- _WORK INSTRUCTIONS_: In your copy, include every line of the listing below exactly but none of the pictures.

- _SUPPLIED ENTRIES_:

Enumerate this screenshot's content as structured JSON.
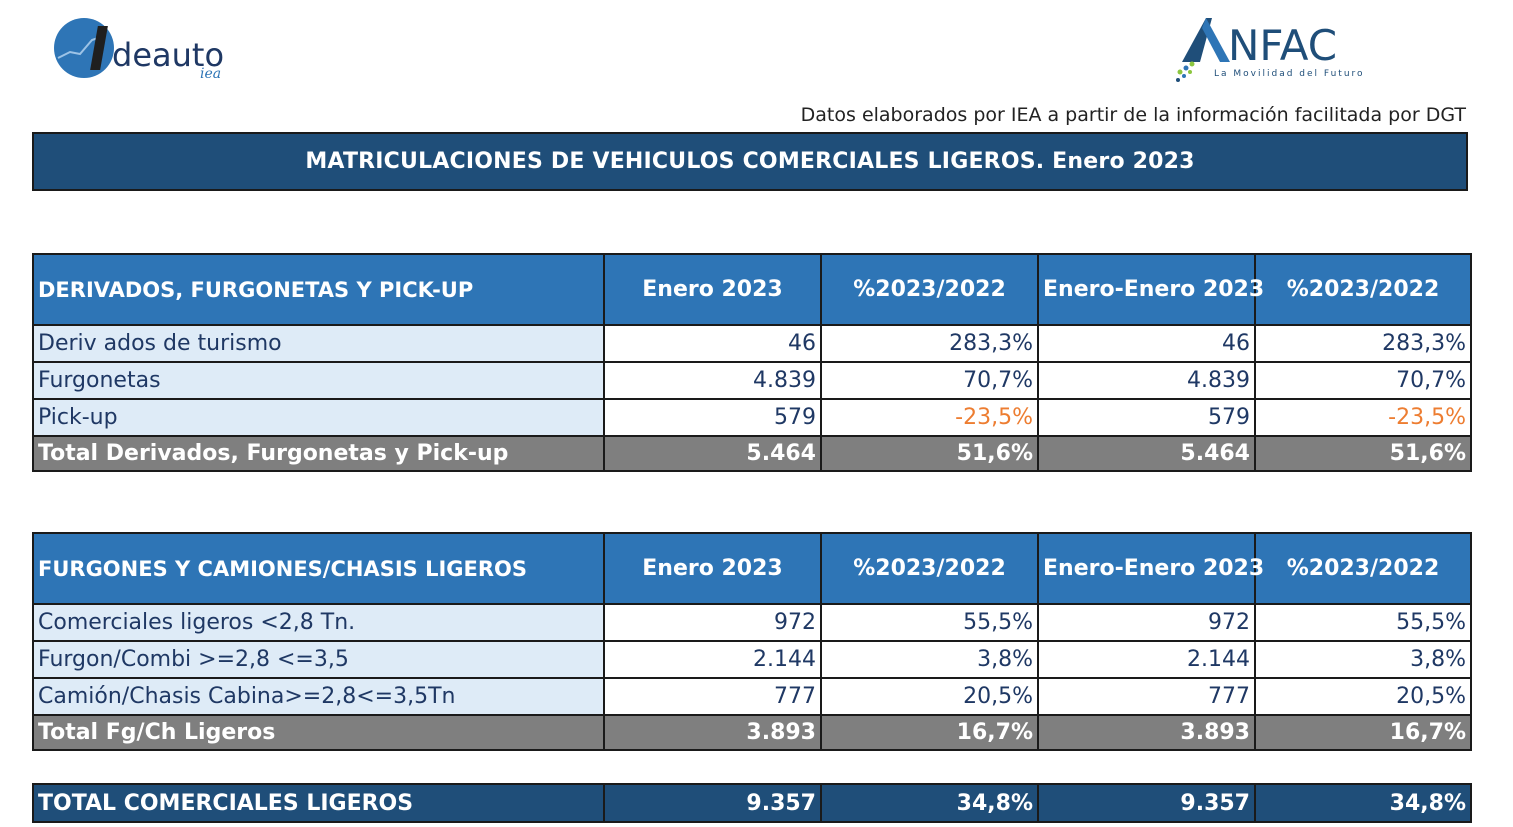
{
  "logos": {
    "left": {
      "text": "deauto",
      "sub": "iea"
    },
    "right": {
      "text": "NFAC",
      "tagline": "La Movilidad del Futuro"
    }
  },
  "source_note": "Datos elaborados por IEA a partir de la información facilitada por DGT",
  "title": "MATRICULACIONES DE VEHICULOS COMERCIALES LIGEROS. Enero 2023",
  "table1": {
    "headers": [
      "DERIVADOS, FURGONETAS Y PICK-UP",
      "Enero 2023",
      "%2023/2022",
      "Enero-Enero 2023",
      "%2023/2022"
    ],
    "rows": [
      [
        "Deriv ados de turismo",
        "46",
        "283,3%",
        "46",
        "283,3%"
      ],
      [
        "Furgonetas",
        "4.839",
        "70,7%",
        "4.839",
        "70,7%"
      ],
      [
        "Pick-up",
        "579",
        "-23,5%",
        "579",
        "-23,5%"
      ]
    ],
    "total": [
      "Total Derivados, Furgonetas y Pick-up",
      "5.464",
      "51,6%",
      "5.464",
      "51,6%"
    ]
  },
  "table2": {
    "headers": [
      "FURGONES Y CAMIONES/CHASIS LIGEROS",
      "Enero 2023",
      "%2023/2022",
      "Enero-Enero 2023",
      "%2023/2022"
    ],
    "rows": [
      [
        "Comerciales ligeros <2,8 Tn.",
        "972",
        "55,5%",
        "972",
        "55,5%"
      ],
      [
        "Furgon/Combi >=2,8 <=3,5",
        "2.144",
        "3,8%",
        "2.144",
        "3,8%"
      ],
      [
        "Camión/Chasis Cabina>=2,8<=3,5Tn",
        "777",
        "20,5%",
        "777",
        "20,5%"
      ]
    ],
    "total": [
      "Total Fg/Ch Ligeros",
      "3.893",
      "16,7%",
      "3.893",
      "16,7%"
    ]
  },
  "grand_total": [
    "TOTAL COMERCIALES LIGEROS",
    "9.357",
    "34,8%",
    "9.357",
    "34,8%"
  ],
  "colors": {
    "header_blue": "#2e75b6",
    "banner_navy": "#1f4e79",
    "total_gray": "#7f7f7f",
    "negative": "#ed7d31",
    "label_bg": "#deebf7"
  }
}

- _EXERCISE OUTPUT_:
Enumerate this screenshot's content as structured JSON.
{
  "logos": {
    "left": {
      "text": "deauto",
      "sub": "iea"
    },
    "right": {
      "text": "NFAC",
      "tagline": "La Movilidad del Futuro"
    }
  },
  "source_note": "Datos elaborados por IEA a partir de la información facilitada por DGT",
  "title": "MATRICULACIONES DE VEHICULOS COMERCIALES LIGEROS. Enero 2023",
  "table1": {
    "headers": [
      "DERIVADOS, FURGONETAS Y PICK-UP",
      "Enero 2023",
      "%2023/2022",
      "Enero-Enero 2023",
      "%2023/2022"
    ],
    "rows": [
      [
        "Deriv ados de turismo",
        "46",
        "283,3%",
        "46",
        "283,3%"
      ],
      [
        "Furgonetas",
        "4.839",
        "70,7%",
        "4.839",
        "70,7%"
      ],
      [
        "Pick-up",
        "579",
        "-23,5%",
        "579",
        "-23,5%"
      ]
    ],
    "total": [
      "Total Derivados, Furgonetas y Pick-up",
      "5.464",
      "51,6%",
      "5.464",
      "51,6%"
    ]
  },
  "table2": {
    "headers": [
      "FURGONES Y CAMIONES/CHASIS LIGEROS",
      "Enero 2023",
      "%2023/2022",
      "Enero-Enero 2023",
      "%2023/2022"
    ],
    "rows": [
      [
        "Comerciales ligeros <2,8 Tn.",
        "972",
        "55,5%",
        "972",
        "55,5%"
      ],
      [
        "Furgon/Combi >=2,8 <=3,5",
        "2.144",
        "3,8%",
        "2.144",
        "3,8%"
      ],
      [
        "Camión/Chasis Cabina>=2,8<=3,5Tn",
        "777",
        "20,5%",
        "777",
        "20,5%"
      ]
    ],
    "total": [
      "Total Fg/Ch Ligeros",
      "3.893",
      "16,7%",
      "3.893",
      "16,7%"
    ]
  },
  "grand_total": [
    "TOTAL COMERCIALES LIGEROS",
    "9.357",
    "34,8%",
    "9.357",
    "34,8%"
  ],
  "colors": {
    "header_blue": "#2e75b6",
    "banner_navy": "#1f4e79",
    "total_gray": "#7f7f7f",
    "negative": "#ed7d31",
    "label_bg": "#deebf7"
  }
}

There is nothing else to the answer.